==== EXTRACTED RECORDS

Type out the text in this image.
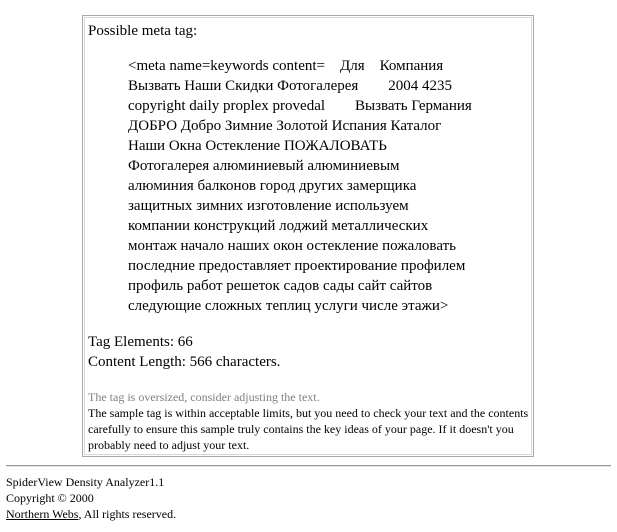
Possible meta tag:
<meta name=keywords content=    Для    Компания
Вызвать Наши Скидки Фотогалерея        2004 4235
copyright daily proplex provedal        Вызвать Германия
ДОБРО Добро Зимние Золотой Испания Каталог
Наши Окна Остекление ПОЖАЛОВАТЬ
Фотогалерея алюминиевый алюминиевым
алюминия балконов город других замерщика
защитных зимних изготовление используем
компании конструкций лоджий металлических
монтаж начало наших окон остекление пожаловать
последние предоставляет проектирование профилем
профиль работ решеток садов сады сайт сайтов
следующие сложных теплиц услуги числе этажи>
Tag Elements: 66
Content Length: 566 characters.
The tag is oversized, consider adjusting the text.
The sample tag is within acceptable limits, but you need to check your text and the contents carefully to ensure this sample truly contains the key ideas of your page. If it doesn't you probably need to adjust your text.
SpiderView Density Analyzer1.1
Copyright © 2000
Northern Webs, All rights reserved.
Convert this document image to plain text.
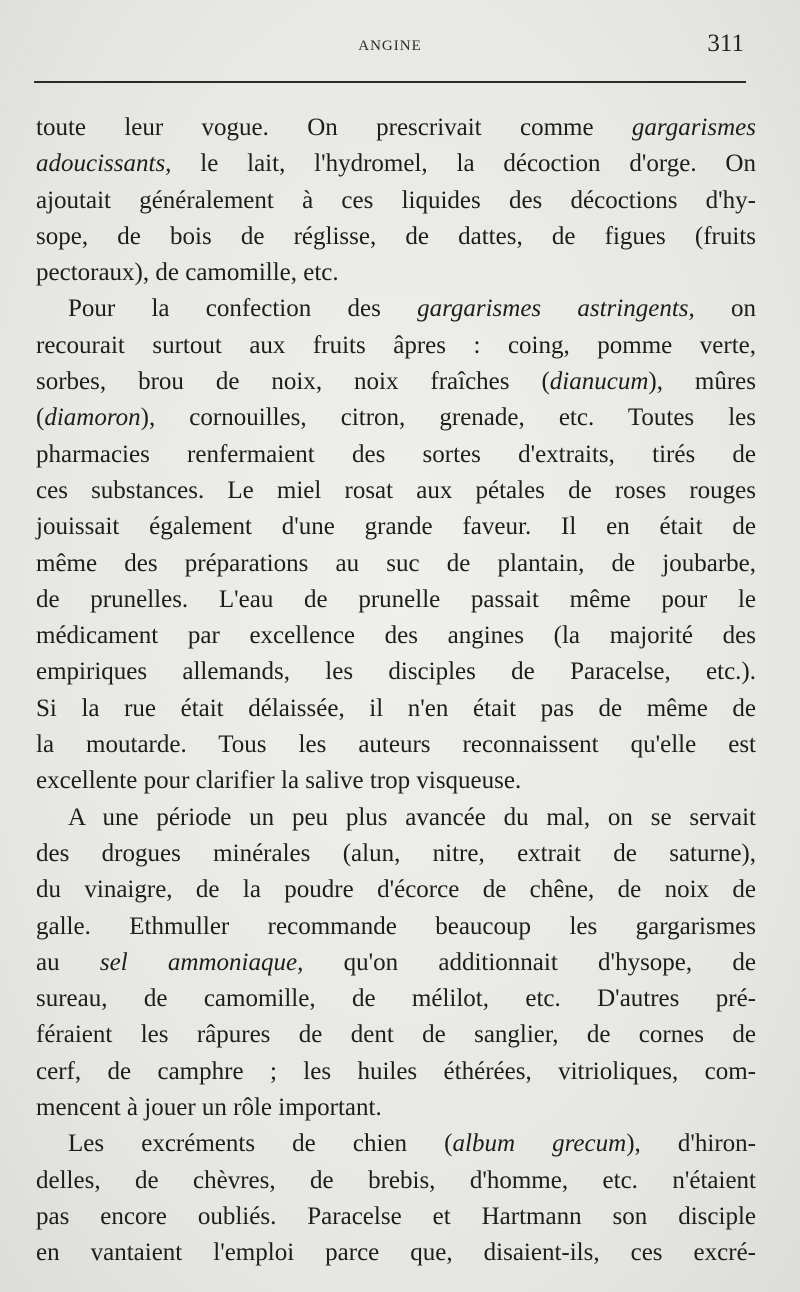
ANGINE	311
toute leur vogue. On prescrivait comme gargarismes
adoucissants, le lait, l'hydromel, la décoction d'orge. On
ajoutait généralement à ces liquides des décoctions d'hy-
sope, de bois de réglisse, de dattes, de figues (fruits
pectoraux), de camomille, etc.
Pour la confection des gargarismes astringents, on
recourait surtout aux fruits âpres : coing, pomme verte,
sorbes, brou de noix, noix fraîches (dianucum), mûres
(diamoron), cornouilles, citron, grenade, etc. Toutes les
pharmacies renfermaient des sortes d'extraits, tirés de
ces substances. Le miel rosat aux pétales de roses rouges
jouissait également d'une grande faveur. Il en était de
même des préparations au suc de plantain, de joubarbe,
de prunelles. L'eau de prunelle passait même pour le
médicament par excellence des angines (la majorité des
empiriques allemands, les disciples de Paracelse, etc.).
Si la rue était délaissée, il n'en était pas de même de
la moutarde. Tous les auteurs reconnaissent qu'elle est
excellente pour clarifier la salive trop visqueuse.
A une période un peu plus avancée du mal, on se servait
des drogues minérales (alun, nitre, extrait de saturne),
du vinaigre, de la poudre d'écorce de chêne, de noix de
galle. Ethmuller recommande beaucoup les gargarismes
au sel ammoniaque, qu'on additionnait d'hysope, de
sureau, de camomille, de mélilot, etc. D'autres pré-
féraient les râpures de dent de sanglier, de cornes de
cerf, de camphre ; les huiles éthérées, vitrioliques, com-
mencent à jouer un rôle important.
Les excréments de chien (album grecum), d'hiron-
delles, de chèvres, de brebis, d'homme, etc. n'étaient
pas encore oubliés. Paracelse et Hartmann son disciple
en vantaient l'emploi parce que, disaient-ils, ces excré-
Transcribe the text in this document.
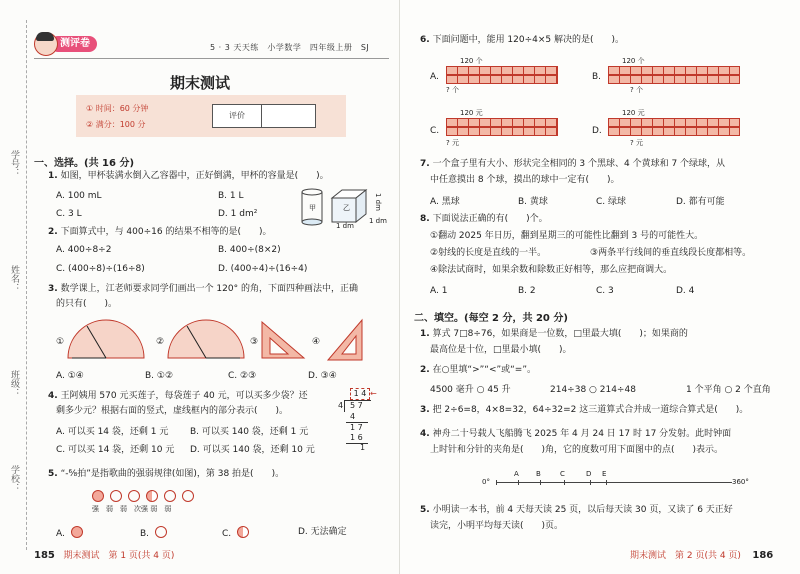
学号：
姓名：
班级：
学校：
测评卷	5 · 3 天天练　小学数学　四年级上册　SJ
期末测试
① 时间：60 分钟
② 满分：100 分
评价
一、选择。(共 16 分)
1. 如图，甲杯装满水倒入乙容器中，正好倒满，甲杯的容量是(　　)。
A. 100 mL	B. 1 L
C. 3 L	D. 1 dm²
甲	乙
1 dm
1 dm
1 dm
2. 下面算式中，与 400÷16 的结果不相等的是(　　)。
A. 400÷8÷2	B. 400÷(8×2)
C. (400÷8)÷(16÷8)	D. (400÷4)÷(16÷4)
3. 数学课上，江老师要求同学们画出一个 120° 的角，下面四种画法中，正确
的只有(　　)。
①	②	③	④
A. ①④	B. ①②	C. ②③	D. ③④
4. 王阿姨用 570 元买莲子，每袋莲子 40 元，可以买多少袋？还
剩多少元？根据右面的竖式，虚线框内的部分表示(　　)。
A. 可以买 14 袋，还剩 1 元 B. 可以买 140 袋，还剩 1 元
C. 可以买 14 袋，还剩 10 元 D. 可以买 140 袋，还剩 10 元
1 4
4 5 7
4
1 7
1 6
1
←
5. “-⁶⁄₈拍”是指歌曲的强弱规律(如图)，第 38 拍是(　　)。
强　弱　弱　次强 弱　弱
A.	B.	C.	D. 无法确定
185 期末测试　第 1 页(共 4 页)
6. 下面问题中，能用 120÷4×5 解决的是(　　)。
A.
120 个
? 个
B.
120 个
? 个
C.
120 元
? 元
D.
120 元
? 元
7. 一个盒子里有大小、形状完全相同的 3 个黑球、4 个黄球和 7 个绿球，从
中任意摸出 8 个球，摸出的球中一定有(　　)。
A. 黑球	B. 黄球	C. 绿球	D. 都有可能
8. 下面说法正确的有(　　)个。
①翻动 2025 年日历，翻到星期三的可能性比翻到 3 号的可能性大。
②射线的长度是直线的一半。	③两条平行线间的垂直线段长度都相等。
④除法试商时，如果余数和除数正好相等，那么应把商调大。
A. 1	B. 2	C. 3	D. 4
二、填空。(每空 2 分，共 20 分)
1. 算式 7□8÷76，如果商是一位数，□里最大填(　　)；如果商的
最高位是十位，□里最小填(　　)。
2. 在○里填“>”“<”或“=”。
4500 毫升 ○ 45 升	214÷38 ○ 214÷48	1 个平角 ○ 2 个直角
3. 把 2÷6=8，4×8=32，64÷32=2 这三道算式合并成一道综合算式是(　　)。
4. 神舟二十号载人飞船腾飞 2025 年 4 月 24 日 17 时 17 分发射。此时钟面
上时针和分针的夹角是(　　)角，它的度数可用下面图中的点(　　)表示。
0°	360°
A B	C	D E
5. 小明读一本书，前 4 天每天读 25 页，以后每天读 30 页，又读了 6 天正好
读完，小明平均每天读(　　)页。
期末测试　第 2 页(共 4 页) 186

========

REQUIREMENTS: Filter for "Вызвать". Return all lines that hold it.

SOLUTION TO THIS TASK:
Вызвать Наши Скидки Фотогалерея        2004 4235
copyright daily proplex provedal        Вызвать Германия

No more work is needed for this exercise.